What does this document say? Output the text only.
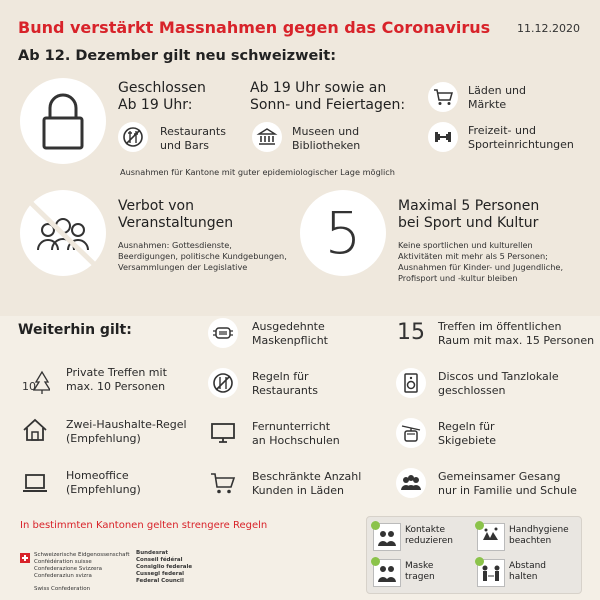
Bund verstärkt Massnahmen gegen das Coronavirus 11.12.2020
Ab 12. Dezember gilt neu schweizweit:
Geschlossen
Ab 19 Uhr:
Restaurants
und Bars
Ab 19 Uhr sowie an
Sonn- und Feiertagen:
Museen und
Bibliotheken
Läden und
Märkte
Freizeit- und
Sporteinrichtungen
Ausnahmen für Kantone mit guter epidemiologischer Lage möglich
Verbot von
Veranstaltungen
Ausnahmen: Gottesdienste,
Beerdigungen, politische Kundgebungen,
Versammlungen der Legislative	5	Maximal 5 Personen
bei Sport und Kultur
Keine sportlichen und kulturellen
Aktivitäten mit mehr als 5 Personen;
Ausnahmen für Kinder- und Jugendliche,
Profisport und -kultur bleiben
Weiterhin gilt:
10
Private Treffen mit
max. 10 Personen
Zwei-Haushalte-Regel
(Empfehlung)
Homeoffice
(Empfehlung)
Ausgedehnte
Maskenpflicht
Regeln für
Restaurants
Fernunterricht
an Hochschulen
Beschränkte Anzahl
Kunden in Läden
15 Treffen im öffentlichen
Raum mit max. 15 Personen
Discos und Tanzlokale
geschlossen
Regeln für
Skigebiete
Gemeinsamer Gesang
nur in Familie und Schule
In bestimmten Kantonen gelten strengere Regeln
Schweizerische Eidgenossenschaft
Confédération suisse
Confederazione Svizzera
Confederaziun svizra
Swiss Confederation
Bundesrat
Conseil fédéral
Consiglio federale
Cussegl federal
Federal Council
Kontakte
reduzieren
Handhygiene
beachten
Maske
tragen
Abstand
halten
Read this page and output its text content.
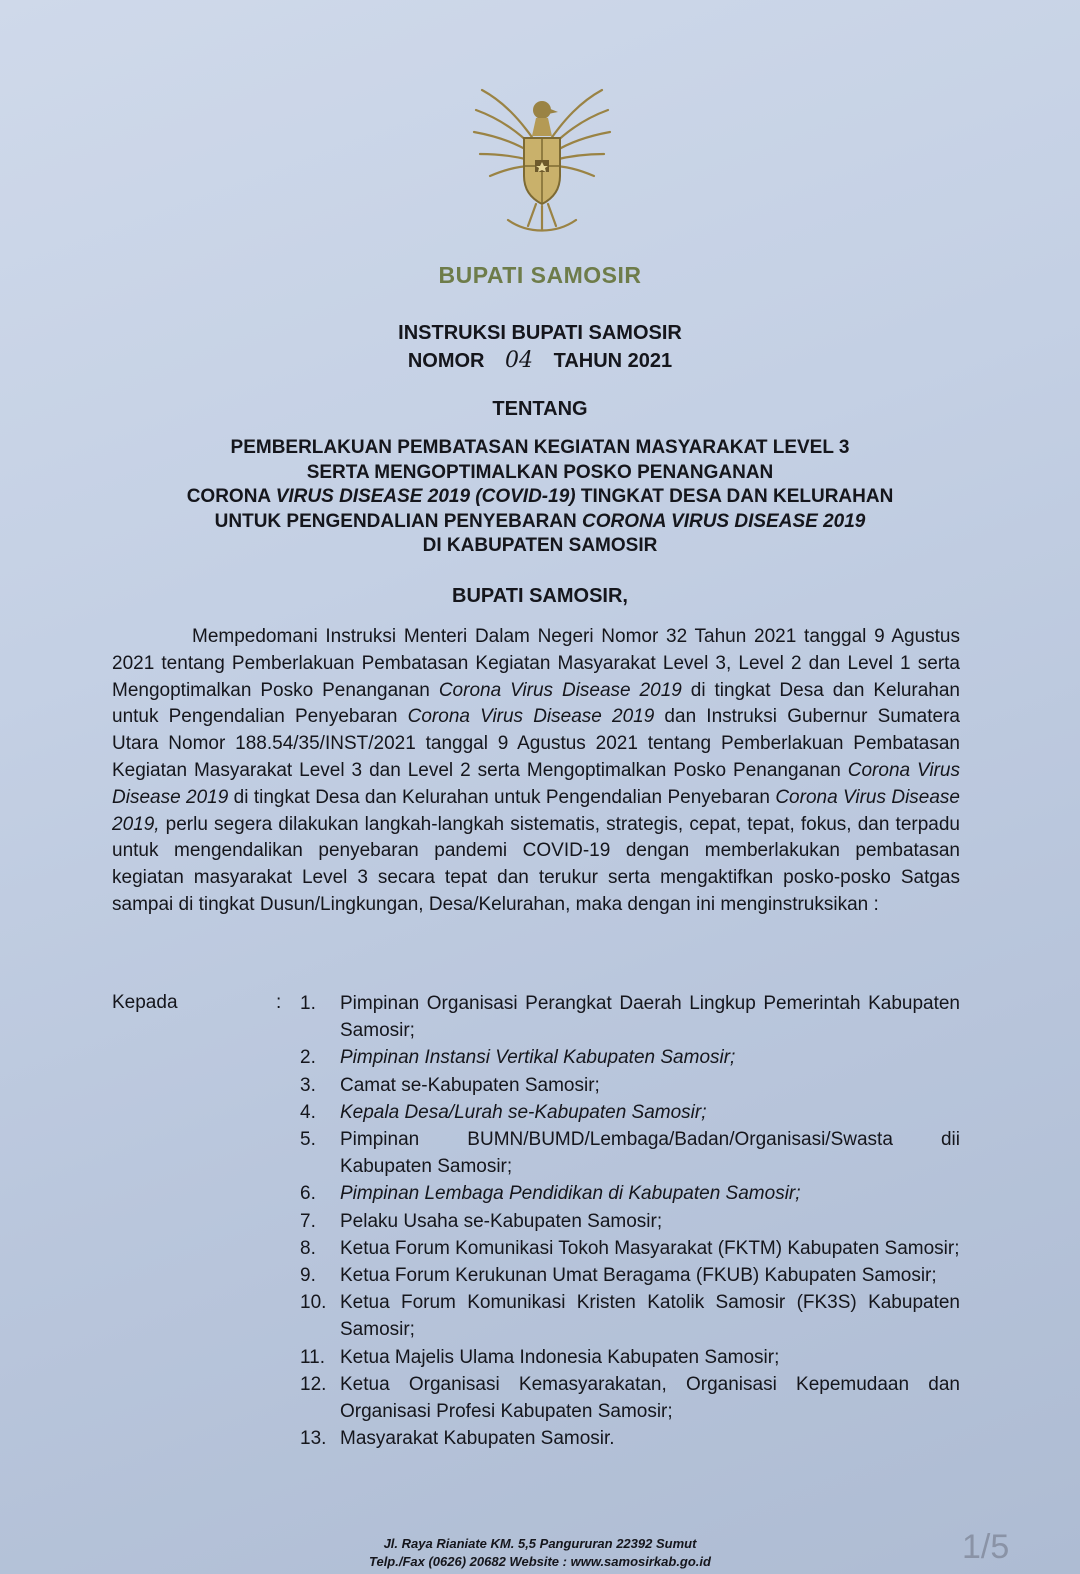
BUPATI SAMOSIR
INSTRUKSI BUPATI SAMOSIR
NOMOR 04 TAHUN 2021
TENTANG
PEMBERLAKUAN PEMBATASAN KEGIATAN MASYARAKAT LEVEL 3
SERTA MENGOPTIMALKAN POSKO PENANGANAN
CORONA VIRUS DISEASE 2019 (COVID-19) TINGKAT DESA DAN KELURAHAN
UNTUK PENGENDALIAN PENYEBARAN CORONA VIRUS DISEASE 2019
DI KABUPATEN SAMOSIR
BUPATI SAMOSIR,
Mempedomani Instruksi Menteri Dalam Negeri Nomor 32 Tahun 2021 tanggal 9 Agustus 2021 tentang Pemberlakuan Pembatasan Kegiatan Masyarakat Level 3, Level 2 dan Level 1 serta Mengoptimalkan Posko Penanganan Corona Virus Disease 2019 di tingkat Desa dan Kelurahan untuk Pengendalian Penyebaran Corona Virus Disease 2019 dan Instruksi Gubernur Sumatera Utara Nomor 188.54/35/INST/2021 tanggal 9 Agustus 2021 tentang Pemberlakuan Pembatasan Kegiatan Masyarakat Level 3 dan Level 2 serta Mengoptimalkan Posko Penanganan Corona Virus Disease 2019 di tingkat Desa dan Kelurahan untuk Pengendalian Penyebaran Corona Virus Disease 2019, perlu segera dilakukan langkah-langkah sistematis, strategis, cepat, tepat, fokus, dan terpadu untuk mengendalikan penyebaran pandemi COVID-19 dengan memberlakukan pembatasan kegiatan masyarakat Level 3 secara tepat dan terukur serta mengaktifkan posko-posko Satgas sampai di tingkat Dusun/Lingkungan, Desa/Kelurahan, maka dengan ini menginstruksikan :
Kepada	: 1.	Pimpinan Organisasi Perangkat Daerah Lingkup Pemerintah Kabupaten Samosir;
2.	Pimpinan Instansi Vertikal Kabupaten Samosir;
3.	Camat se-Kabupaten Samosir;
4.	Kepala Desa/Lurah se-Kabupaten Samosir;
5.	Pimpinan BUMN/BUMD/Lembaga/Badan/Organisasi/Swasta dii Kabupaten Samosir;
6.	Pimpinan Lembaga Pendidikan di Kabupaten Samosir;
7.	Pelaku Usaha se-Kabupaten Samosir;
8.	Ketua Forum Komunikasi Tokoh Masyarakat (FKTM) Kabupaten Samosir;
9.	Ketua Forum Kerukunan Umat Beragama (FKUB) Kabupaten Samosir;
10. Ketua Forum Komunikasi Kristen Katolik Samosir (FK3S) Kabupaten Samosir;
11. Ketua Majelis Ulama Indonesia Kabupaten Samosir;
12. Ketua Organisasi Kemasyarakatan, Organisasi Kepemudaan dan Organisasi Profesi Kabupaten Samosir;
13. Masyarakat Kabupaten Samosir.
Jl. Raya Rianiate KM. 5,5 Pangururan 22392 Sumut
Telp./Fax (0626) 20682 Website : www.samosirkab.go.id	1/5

---

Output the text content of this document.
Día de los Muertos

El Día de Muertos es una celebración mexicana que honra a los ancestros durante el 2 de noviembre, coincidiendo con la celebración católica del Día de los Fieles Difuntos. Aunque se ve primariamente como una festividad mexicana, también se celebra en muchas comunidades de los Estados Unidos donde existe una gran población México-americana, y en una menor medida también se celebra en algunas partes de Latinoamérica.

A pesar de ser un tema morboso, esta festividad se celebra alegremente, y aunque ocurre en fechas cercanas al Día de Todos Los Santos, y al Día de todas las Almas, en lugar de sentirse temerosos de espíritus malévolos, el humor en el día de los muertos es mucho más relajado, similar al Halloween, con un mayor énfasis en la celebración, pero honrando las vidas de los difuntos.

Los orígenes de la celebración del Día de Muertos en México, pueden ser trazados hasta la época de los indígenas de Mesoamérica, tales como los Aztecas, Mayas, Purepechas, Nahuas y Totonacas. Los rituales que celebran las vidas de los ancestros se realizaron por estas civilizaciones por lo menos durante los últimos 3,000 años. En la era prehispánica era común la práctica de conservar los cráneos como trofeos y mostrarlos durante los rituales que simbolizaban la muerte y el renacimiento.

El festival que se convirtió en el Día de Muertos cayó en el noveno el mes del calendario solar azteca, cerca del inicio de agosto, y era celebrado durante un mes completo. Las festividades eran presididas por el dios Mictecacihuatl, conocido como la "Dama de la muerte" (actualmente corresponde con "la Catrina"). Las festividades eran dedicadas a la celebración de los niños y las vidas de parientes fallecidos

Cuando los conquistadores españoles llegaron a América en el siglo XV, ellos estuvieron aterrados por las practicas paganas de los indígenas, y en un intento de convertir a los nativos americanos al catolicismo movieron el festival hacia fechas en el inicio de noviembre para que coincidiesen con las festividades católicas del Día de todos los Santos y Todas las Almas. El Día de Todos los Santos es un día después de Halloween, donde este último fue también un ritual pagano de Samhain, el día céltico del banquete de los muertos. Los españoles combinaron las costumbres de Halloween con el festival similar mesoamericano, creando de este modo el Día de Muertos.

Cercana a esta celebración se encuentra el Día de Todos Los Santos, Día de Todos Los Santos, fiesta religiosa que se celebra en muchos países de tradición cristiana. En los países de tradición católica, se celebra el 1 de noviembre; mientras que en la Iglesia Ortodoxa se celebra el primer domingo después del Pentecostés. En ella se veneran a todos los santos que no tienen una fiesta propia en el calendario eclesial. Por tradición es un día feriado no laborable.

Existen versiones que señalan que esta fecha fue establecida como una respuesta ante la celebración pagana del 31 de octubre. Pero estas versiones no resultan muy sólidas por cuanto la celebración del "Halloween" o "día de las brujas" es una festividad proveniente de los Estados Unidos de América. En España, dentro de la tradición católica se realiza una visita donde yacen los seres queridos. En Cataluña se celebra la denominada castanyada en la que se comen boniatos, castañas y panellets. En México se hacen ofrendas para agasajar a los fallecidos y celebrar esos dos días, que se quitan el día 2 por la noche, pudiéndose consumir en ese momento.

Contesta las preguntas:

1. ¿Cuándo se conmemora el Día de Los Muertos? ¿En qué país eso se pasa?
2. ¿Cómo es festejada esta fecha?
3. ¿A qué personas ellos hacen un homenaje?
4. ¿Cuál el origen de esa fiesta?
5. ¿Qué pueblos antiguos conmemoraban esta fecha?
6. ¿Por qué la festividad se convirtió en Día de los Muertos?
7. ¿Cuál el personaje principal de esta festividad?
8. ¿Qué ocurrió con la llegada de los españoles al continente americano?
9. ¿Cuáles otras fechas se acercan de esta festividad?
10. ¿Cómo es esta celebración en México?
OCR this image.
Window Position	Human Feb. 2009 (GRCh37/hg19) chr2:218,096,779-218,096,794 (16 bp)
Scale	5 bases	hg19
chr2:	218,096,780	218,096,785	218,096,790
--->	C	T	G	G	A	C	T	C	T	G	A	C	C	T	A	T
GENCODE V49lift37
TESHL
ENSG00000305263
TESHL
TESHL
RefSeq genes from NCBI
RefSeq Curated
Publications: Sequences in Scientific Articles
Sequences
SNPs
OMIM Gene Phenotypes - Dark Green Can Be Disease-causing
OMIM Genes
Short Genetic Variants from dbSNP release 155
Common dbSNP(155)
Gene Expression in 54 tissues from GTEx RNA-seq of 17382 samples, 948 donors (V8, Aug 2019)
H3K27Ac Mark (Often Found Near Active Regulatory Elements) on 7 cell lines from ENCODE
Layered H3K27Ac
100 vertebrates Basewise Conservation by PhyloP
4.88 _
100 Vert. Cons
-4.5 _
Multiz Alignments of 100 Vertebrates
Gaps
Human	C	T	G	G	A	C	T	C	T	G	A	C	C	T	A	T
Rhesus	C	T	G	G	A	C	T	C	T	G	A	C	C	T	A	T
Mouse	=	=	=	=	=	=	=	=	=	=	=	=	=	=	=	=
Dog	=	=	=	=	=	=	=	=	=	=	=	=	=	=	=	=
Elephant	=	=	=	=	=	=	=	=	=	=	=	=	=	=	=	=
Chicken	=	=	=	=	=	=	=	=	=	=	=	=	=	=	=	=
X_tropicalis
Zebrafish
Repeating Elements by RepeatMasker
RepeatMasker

*WHAT IS REQUIRED*
Gather each line in the entries above where the string "indígenas" is found.

*ANSWER*
Los orígenes de la celebración del Día de Muertos en México, pueden ser trazados hasta la época de los indígenas de Mesoamérica, tales como los Aztecas, Mayas, Purepechas, Nahuas y Totonacas. Los rituales que celebran las vidas de los ancestros se realizaron por estas civilizaciones por lo menos durante los últimos 3,000 años. En la era prehispánica era común la práctica de conservar los cráneos como trofeos y mostrarlos durante los rituales que simbolizaban la muerte y el renacimiento.
Cuando los conquistadores españoles llegaron a América en el siglo XV, ellos estuvieron aterrados por las practicas paganas de los indígenas, y en un intento de convertir a los nativos americanos al catolicismo movieron el festival hacia fechas en el inicio de noviembre para que coincidiesen con las festividades católicas del Día de todos los Santos y Todas las Almas. El Día de Todos los Santos es un día después de Halloween, donde este último fue también un ritual pagano de Samhain, el día céltico del banquete de los muertos. Los españoles combinaron las costumbres de Halloween con el festival similar mesoamericano, creando de este modo el Día de Muertos.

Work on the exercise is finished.